▶ TASK TO COMPLETE
Pictures within the data are to be left out; everything else must be reproduced exactly.

▶ RECORDS FOR THIS TASK
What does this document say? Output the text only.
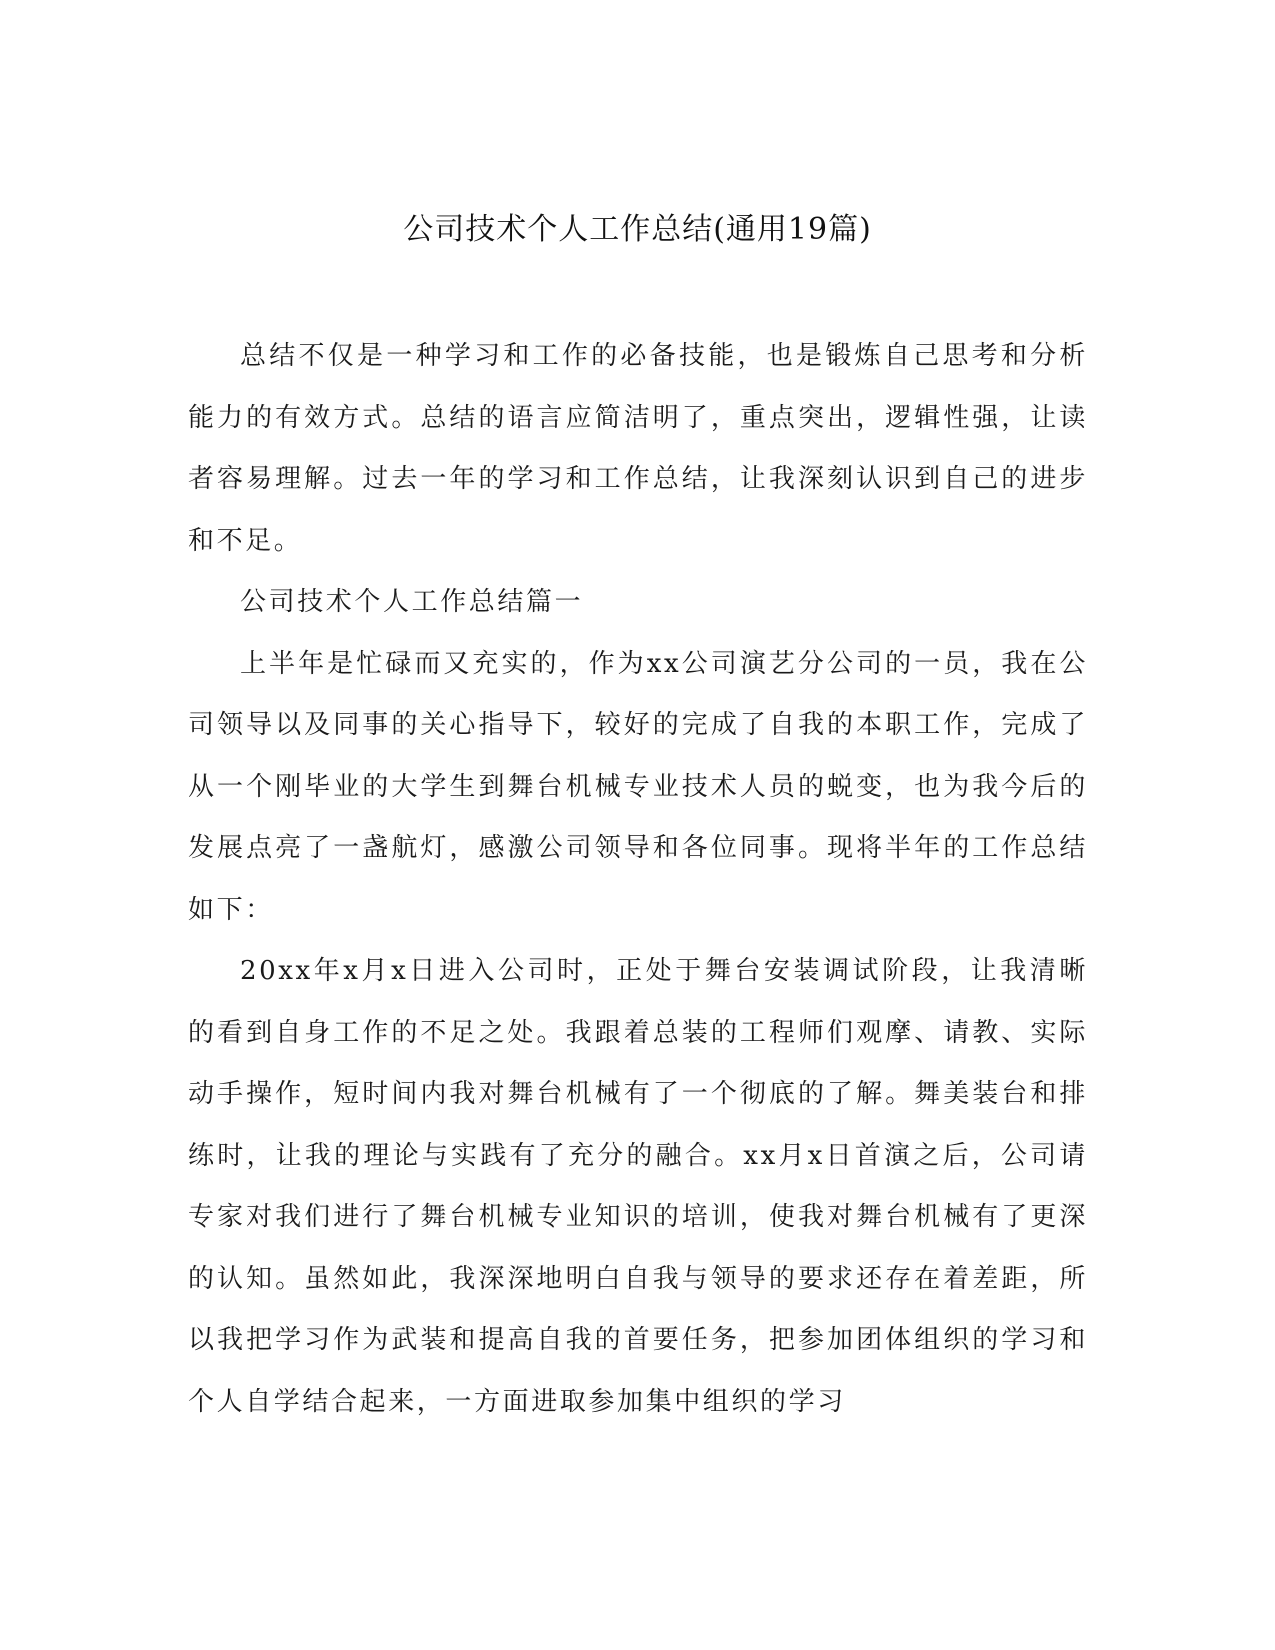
公司技术个人工作总结(通用19篇)

总结不仅是一种学习和工作的必备技能，也是锻炼自己思考和分析能力的有效方式。总结的语言应简洁明了，重点突出，逻辑性强，让读者容易理解。过去一年的学习和工作总结，让我深刻认识到自己的进步和不足。

公司技术个人工作总结篇一

上半年是忙碌而又充实的，作为xx公司演艺分公司的一员，我在公司领导以及同事的关心指导下，较好的完成了自我的本职工作，完成了从一个刚毕业的大学生到舞台机械专业技术人员的蜕变，也为我今后的发展点亮了一盏航灯，感激公司领导和各位同事。现将半年的工作总结如下：

20xx年x月x日进入公司时，正处于舞台安装调试阶段，让我清晰的看到自身工作的不足之处。我跟着总装的工程师们观摩、请教、实际动手操作，短时间内我对舞台机械有了一个彻底的了解。舞美装台和排练时，让我的理论与实践有了充分的融合。xx月x日首演之后，公司请专家对我们进行了舞台机械专业知识的培训，使我对舞台机械有了更深的认知。虽然如此，我深深地明白自我与领导的要求还存在着差距，所以我把学习作为武装和提高自我的首要任务，把参加团体组织的学习和个人自学结合起来，一方面进取参加集中组织的学习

▶ EXERCISE OUTPUT
What does this document say? Output the text only.
公司技术个人工作总结(通用19篇)

总结不仅是一种学习和工作的必备技能，也是锻炼自己思考和分析能力的有效方式。总结的语言应简洁明了，重点突出，逻辑性强，让读者容易理解。过去一年的学习和工作总结，让我深刻认识到自己的进步和不足。

公司技术个人工作总结篇一

上半年是忙碌而又充实的，作为xx公司演艺分公司的一员，我在公司领导以及同事的关心指导下，较好的完成了自我的本职工作，完成了从一个刚毕业的大学生到舞台机械专业技术人员的蜕变，也为我今后的发展点亮了一盏航灯，感激公司领导和各位同事。现将半年的工作总结如下：

20xx年x月x日进入公司时，正处于舞台安装调试阶段，让我清晰的看到自身工作的不足之处。我跟着总装的工程师们观摩、请教、实际动手操作，短时间内我对舞台机械有了一个彻底的了解。舞美装台和排练时，让我的理论与实践有了充分的融合。xx月x日首演之后，公司请专家对我们进行了舞台机械专业知识的培训，使我对舞台机械有了更深的认知。虽然如此，我深深地明白自我与领导的要求还存在着差距，所以我把学习作为武装和提高自我的首要任务，把参加团体组织的学习和个人自学结合起来，一方面进取参加集中组织的学习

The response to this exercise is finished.